-- DATASET CONTENT start --
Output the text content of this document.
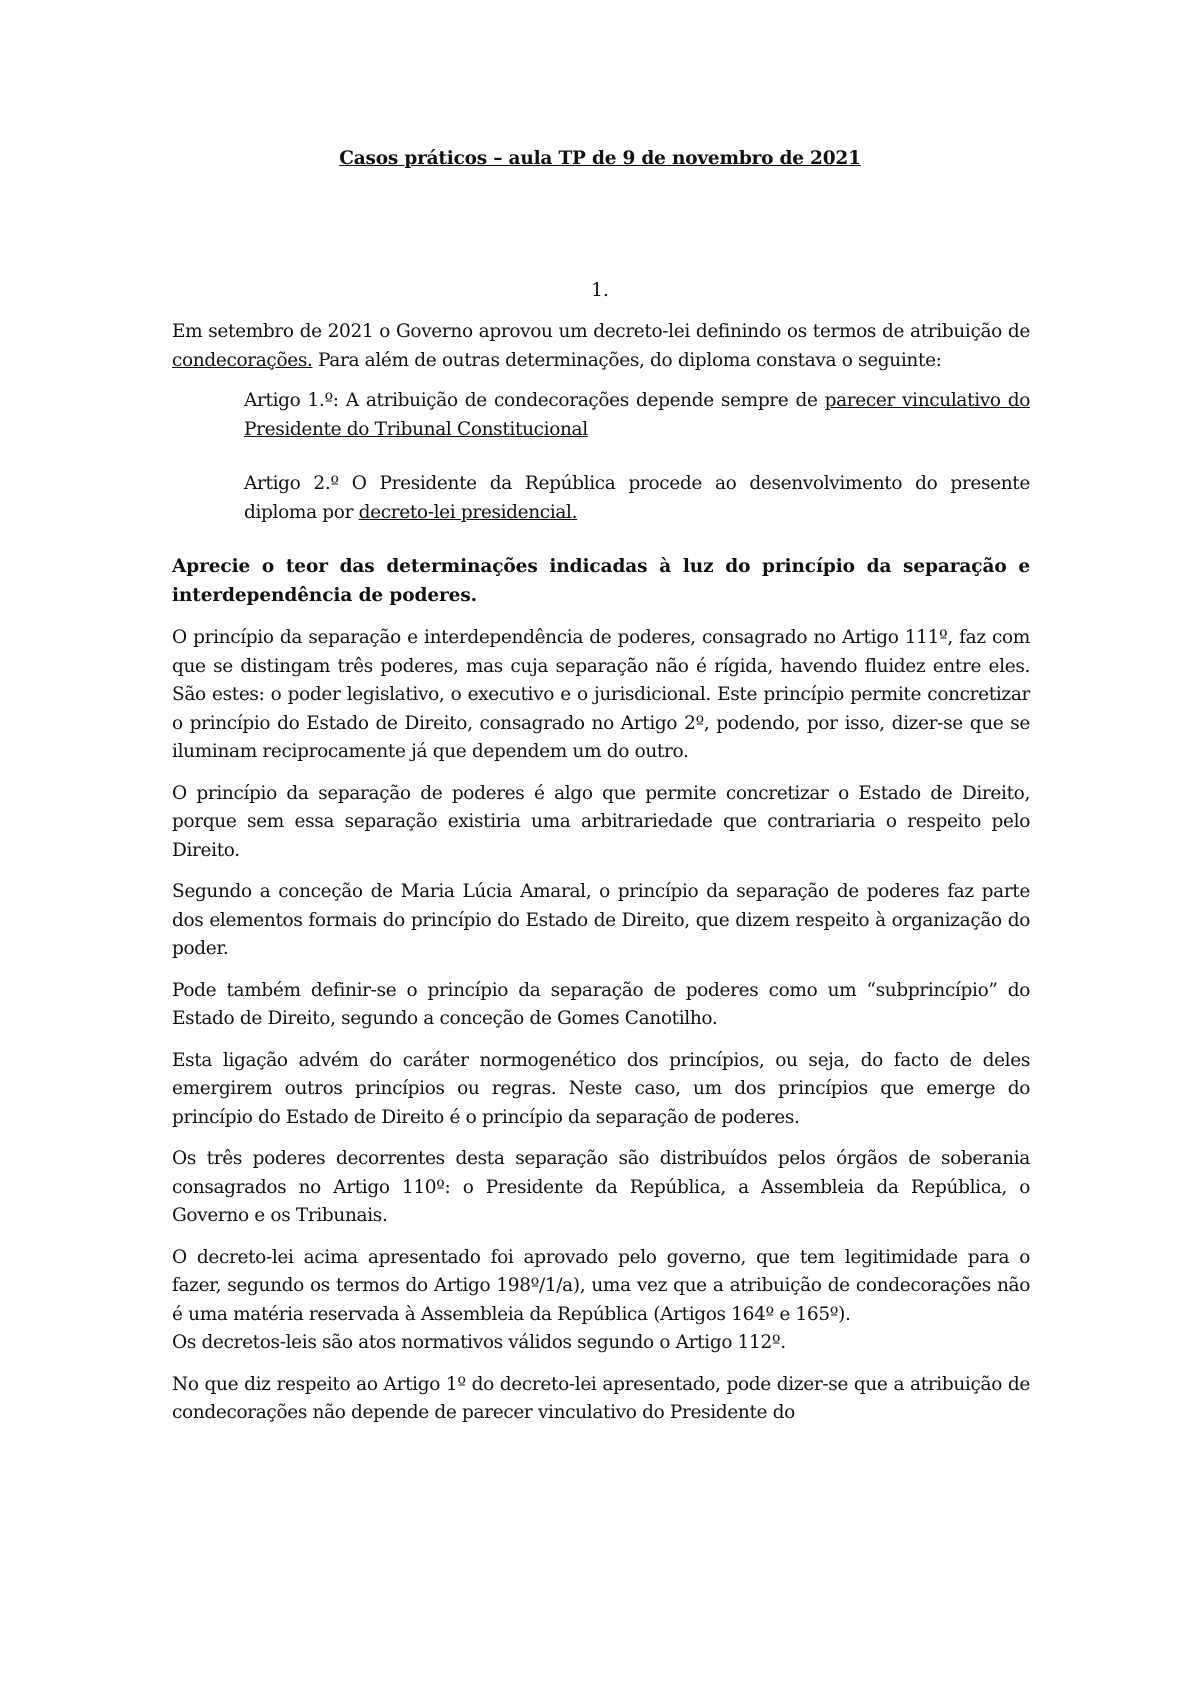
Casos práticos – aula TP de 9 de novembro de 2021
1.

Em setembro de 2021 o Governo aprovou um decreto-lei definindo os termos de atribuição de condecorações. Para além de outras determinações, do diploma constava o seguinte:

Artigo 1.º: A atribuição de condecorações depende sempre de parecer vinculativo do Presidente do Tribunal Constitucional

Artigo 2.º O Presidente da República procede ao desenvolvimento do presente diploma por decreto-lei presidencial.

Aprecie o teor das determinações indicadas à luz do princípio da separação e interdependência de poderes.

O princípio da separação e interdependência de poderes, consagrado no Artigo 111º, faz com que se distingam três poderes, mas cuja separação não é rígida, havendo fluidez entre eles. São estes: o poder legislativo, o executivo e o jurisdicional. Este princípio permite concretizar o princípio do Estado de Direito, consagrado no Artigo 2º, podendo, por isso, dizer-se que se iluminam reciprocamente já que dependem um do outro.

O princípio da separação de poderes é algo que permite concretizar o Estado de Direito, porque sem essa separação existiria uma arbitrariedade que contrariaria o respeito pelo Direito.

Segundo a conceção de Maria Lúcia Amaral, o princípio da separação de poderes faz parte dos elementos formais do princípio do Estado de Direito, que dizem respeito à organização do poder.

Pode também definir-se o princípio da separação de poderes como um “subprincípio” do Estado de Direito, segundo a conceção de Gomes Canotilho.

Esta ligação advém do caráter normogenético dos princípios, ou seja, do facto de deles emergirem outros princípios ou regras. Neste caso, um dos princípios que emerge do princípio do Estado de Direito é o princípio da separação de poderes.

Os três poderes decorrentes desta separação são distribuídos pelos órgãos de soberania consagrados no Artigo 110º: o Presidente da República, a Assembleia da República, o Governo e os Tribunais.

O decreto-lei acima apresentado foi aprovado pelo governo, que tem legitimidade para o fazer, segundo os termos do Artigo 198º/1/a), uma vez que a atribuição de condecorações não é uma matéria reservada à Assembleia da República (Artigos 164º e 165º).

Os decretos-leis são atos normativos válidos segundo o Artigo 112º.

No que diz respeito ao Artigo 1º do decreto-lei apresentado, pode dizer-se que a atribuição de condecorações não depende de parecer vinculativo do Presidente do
-- DATASET CONTENT end --
*TASK BRIEF*
Find the string "parecer" in the records, then copy each line where it occurs.

*EXPECTED ANSWER*
Artigo 1.º: A atribuição de condecorações depende sempre de parecer vinculativo do Presidente do Tribunal Constitucional
No que diz respeito ao Artigo 1º do decreto-lei apresentado, pode dizer-se que a atribuição de condecorações não depende de parecer vinculativo do Presidente do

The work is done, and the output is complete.